▸ Supplied records:
· · · · · · ·
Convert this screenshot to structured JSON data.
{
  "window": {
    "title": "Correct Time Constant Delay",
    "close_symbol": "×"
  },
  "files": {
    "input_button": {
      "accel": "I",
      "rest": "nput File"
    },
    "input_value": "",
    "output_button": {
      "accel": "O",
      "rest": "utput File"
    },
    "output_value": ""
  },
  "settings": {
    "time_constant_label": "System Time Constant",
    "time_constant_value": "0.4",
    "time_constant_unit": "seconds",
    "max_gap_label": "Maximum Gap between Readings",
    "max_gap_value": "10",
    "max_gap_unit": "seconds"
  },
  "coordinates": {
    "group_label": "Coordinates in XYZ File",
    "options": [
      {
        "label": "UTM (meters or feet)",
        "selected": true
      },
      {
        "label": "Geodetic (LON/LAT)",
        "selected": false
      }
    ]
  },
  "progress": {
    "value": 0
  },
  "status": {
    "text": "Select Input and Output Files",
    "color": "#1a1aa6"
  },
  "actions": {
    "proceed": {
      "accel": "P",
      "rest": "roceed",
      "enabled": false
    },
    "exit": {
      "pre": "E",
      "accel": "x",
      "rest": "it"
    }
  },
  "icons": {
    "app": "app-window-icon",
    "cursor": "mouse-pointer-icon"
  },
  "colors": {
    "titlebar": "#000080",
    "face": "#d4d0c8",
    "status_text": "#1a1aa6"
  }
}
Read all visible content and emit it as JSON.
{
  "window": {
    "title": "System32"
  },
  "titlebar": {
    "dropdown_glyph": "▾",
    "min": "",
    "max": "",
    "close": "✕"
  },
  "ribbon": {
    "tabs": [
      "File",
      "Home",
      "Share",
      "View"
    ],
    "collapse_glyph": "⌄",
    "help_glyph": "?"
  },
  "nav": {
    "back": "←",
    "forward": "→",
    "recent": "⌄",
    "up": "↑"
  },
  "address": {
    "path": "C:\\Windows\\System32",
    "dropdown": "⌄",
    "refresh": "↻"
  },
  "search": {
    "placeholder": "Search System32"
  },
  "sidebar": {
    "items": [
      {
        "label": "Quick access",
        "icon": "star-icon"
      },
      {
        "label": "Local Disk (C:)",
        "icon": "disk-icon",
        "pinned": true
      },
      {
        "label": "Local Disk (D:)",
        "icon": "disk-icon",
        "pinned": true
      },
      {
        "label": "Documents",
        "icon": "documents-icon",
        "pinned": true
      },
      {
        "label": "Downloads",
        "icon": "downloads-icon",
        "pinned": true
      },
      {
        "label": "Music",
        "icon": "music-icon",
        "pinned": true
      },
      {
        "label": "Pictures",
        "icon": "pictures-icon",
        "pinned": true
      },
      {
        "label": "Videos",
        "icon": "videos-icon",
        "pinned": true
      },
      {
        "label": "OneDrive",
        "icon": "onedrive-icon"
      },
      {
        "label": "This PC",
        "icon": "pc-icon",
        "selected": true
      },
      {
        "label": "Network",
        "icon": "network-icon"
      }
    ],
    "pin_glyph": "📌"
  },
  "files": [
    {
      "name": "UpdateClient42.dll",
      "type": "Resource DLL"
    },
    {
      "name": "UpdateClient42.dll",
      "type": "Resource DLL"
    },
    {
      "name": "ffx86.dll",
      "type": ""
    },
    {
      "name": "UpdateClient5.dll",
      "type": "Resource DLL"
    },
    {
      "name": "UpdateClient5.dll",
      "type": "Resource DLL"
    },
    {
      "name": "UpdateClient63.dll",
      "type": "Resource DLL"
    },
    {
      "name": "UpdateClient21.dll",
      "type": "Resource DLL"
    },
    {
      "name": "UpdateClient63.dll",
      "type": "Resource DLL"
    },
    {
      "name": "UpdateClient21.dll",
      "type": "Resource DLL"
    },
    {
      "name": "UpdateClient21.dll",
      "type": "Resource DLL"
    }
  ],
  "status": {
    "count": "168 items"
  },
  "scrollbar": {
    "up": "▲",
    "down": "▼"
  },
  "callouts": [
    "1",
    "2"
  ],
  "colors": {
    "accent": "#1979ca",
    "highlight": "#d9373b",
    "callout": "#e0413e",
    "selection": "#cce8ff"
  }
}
· · · · · · ·
Write out the material exactly as given.

▸ Output below:
Convert this screenshot to structured JSON data.
{
  "window": {
    "title": "Correct Time Constant Delay",
    "close_symbol": "×"
  },
  "files": {
    "input_button": {
      "accel": "I",
      "rest": "nput File"
    },
    "input_value": "",
    "output_button": {
      "accel": "O",
      "rest": "utput File"
    },
    "output_value": ""
  },
  "settings": {
    "time_constant_label": "System Time Constant",
    "time_constant_value": "0.4",
    "time_constant_unit": "seconds",
    "max_gap_label": "Maximum Gap between Readings",
    "max_gap_value": "10",
    "max_gap_unit": "seconds"
  },
  "coordinates": {
    "group_label": "Coordinates in XYZ File",
    "options": [
      {
        "label": "UTM (meters or feet)",
        "selected": true
      },
      {
        "label": "Geodetic (LON/LAT)",
        "selected": false
      }
    ]
  },
  "progress": {
    "value": 0
  },
  "status": {
    "text": "Select Input and Output Files",
    "color": "#1a1aa6"
  },
  "actions": {
    "proceed": {
      "accel": "P",
      "rest": "roceed",
      "enabled": false
    },
    "exit": {
      "pre": "E",
      "accel": "x",
      "rest": "it"
    }
  },
  "icons": {
    "app": "app-window-icon",
    "cursor": "mouse-pointer-icon"
  },
  "colors": {
    "titlebar": "#000080",
    "face": "#d4d0c8",
    "status_text": "#1a1aa6"
  }
}
Read all visible content and emit it as JSON.
{
  "window": {
    "title": "System32"
  },
  "titlebar": {
    "dropdown_glyph": "▾",
    "min": "",
    "max": "",
    "close": "✕"
  },
  "ribbon": {
    "tabs": [
      "File",
      "Home",
      "Share",
      "View"
    ],
    "collapse_glyph": "⌄",
    "help_glyph": "?"
  },
  "nav": {
    "back": "←",
    "forward": "→",
    "recent": "⌄",
    "up": "↑"
  },
  "address": {
    "path": "C:\\Windows\\System32",
    "dropdown": "⌄",
    "refresh": "↻"
  },
  "search": {
    "placeholder": "Search System32"
  },
  "sidebar": {
    "items": [
      {
        "label": "Quick access",
        "icon": "star-icon"
      },
      {
        "label": "Local Disk (C:)",
        "icon": "disk-icon",
        "pinned": true
      },
      {
        "label": "Local Disk (D:)",
        "icon": "disk-icon",
        "pinned": true
      },
      {
        "label": "Documents",
        "icon": "documents-icon",
        "pinned": true
      },
      {
        "label": "Downloads",
        "icon": "downloads-icon",
        "pinned": true
      },
      {
        "label": "Music",
        "icon": "music-icon",
        "pinned": true
      },
      {
        "label": "Pictures",
        "icon": "pictures-icon",
        "pinned": true
      },
      {
        "label": "Videos",
        "icon": "videos-icon",
        "pinned": true
      },
      {
        "label": "OneDrive",
        "icon": "onedrive-icon"
      },
      {
        "label": "This PC",
        "icon": "pc-icon",
        "selected": true
      },
      {
        "label": "Network",
        "icon": "network-icon"
      }
    ],
    "pin_glyph": "📌"
  },
  "files": [
    {
      "name": "UpdateClient42.dll",
      "type": "Resource DLL"
    },
    {
      "name": "UpdateClient42.dll",
      "type": "Resource DLL"
    },
    {
      "name": "ffx86.dll",
      "type": ""
    },
    {
      "name": "UpdateClient5.dll",
      "type": "Resource DLL"
    },
    {
      "name": "UpdateClient5.dll",
      "type": "Resource DLL"
    },
    {
      "name": "UpdateClient63.dll",
      "type": "Resource DLL"
    },
    {
      "name": "UpdateClient21.dll",
      "type": "Resource DLL"
    },
    {
      "name": "UpdateClient63.dll",
      "type": "Resource DLL"
    },
    {
      "name": "UpdateClient21.dll",
      "type": "Resource DLL"
    },
    {
      "name": "UpdateClient21.dll",
      "type": "Resource DLL"
    }
  ],
  "status": {
    "count": "168 items"
  },
  "scrollbar": {
    "up": "▲",
    "down": "▼"
  },
  "callouts": [
    "1",
    "2"
  ],
  "colors": {
    "accent": "#1979ca",
    "highlight": "#d9373b",
    "callout": "#e0413e",
    "selection": "#cce8ff"
  }
}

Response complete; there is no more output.